Work required: Find how many lines of the listing include the string "κενή", and report only that figure.

Dataset entries:
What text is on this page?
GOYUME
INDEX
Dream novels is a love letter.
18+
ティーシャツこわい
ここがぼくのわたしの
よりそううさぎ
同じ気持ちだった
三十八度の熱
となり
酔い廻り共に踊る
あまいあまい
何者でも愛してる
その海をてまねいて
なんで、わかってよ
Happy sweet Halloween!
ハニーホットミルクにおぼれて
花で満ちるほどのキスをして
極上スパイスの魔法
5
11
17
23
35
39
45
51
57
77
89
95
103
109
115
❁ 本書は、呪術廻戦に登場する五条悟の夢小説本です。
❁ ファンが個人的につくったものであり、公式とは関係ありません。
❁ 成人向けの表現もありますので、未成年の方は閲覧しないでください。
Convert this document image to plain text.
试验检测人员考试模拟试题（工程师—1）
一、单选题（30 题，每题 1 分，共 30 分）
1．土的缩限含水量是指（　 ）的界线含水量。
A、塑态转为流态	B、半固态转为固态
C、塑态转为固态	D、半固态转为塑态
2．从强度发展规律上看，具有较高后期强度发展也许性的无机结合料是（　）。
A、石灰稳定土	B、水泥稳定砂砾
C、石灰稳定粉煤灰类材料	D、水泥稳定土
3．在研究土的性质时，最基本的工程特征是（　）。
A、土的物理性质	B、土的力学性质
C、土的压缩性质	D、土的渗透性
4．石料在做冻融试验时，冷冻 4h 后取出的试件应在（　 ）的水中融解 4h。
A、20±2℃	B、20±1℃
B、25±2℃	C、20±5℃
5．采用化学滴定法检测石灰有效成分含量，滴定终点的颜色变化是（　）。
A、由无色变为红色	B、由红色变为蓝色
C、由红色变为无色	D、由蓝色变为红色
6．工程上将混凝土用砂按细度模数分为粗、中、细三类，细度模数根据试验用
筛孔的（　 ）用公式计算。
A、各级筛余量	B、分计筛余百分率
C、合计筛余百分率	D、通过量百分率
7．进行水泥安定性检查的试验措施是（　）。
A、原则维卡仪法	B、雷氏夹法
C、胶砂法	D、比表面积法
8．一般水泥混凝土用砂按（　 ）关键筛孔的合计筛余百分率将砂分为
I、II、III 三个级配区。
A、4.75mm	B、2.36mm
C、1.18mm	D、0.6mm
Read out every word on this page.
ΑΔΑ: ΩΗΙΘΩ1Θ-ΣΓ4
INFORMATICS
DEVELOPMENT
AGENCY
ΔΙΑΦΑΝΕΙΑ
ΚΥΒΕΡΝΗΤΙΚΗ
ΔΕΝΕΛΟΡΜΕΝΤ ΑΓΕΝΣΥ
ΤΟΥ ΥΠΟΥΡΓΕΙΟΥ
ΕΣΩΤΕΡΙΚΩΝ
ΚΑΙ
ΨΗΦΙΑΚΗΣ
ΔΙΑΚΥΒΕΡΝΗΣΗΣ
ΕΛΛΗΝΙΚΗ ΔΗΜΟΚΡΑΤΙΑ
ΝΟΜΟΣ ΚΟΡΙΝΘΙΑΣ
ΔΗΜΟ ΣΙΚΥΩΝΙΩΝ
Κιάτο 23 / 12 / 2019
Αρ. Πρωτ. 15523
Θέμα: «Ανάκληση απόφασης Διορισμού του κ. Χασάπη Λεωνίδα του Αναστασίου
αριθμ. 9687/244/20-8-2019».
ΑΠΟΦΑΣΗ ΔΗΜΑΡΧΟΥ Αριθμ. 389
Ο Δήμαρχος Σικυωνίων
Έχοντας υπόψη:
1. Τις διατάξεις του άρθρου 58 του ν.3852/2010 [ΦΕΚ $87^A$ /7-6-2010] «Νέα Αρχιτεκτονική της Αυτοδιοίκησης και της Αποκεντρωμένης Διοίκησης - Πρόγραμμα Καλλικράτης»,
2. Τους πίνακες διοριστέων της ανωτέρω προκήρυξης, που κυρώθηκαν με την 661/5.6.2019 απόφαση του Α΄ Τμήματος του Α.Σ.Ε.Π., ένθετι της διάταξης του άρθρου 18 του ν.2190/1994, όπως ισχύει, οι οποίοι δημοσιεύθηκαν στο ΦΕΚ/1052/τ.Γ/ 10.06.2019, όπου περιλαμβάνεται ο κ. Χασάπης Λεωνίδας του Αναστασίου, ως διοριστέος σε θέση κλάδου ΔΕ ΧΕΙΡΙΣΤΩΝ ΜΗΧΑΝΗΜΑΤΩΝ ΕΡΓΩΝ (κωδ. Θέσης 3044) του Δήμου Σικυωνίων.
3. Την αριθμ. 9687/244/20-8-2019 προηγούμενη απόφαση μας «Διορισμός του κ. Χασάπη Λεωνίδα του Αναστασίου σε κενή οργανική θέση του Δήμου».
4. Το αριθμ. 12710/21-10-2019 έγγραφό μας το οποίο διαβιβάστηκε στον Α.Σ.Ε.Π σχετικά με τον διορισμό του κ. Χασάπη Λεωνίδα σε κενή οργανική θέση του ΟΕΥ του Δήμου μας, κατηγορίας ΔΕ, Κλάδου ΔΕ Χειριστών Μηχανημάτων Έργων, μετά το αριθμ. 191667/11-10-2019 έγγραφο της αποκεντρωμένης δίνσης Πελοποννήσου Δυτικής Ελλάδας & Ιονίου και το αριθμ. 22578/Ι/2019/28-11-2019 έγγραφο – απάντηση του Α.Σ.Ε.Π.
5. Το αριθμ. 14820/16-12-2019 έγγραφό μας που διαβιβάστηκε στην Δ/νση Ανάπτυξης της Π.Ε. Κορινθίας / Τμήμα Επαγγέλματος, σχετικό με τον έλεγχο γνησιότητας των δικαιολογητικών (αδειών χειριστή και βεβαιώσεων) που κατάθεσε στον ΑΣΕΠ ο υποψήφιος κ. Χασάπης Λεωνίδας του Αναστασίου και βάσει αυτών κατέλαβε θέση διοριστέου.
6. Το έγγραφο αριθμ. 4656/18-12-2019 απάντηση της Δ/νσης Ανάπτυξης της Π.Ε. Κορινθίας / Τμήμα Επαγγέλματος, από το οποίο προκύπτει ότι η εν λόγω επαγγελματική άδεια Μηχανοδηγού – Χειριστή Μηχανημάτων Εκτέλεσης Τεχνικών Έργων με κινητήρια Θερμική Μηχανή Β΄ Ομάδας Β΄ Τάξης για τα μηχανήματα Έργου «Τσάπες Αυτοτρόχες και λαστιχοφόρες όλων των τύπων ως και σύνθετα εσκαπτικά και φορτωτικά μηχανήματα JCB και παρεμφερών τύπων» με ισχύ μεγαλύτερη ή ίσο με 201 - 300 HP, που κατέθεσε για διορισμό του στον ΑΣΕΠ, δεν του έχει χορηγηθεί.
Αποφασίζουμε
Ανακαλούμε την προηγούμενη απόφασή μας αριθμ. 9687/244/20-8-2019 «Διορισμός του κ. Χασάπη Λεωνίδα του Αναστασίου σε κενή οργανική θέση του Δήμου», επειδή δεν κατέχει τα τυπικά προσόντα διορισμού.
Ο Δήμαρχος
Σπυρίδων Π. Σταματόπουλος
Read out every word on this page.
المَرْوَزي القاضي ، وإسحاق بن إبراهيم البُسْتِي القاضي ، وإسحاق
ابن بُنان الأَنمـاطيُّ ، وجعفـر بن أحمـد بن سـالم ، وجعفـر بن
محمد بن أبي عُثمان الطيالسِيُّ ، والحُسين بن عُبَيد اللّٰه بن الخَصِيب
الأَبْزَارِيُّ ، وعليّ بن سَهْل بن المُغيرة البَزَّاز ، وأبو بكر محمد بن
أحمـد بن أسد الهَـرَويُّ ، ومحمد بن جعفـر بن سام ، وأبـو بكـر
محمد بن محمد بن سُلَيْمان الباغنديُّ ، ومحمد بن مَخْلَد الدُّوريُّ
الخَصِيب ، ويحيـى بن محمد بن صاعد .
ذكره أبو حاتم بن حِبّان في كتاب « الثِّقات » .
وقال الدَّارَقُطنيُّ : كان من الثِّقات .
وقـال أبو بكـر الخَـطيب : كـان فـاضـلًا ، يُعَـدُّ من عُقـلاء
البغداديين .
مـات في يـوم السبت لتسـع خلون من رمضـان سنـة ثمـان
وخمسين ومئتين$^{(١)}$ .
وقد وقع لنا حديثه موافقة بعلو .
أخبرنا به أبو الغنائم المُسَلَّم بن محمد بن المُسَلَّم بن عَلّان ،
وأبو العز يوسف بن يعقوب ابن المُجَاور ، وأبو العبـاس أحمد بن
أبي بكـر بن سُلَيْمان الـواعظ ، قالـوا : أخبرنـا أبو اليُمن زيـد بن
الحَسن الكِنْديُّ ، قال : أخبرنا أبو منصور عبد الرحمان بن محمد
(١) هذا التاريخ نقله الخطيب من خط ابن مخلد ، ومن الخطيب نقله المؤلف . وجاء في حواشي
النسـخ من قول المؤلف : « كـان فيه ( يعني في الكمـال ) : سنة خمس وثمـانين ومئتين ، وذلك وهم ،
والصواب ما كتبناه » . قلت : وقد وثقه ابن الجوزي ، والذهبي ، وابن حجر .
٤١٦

Task result: 3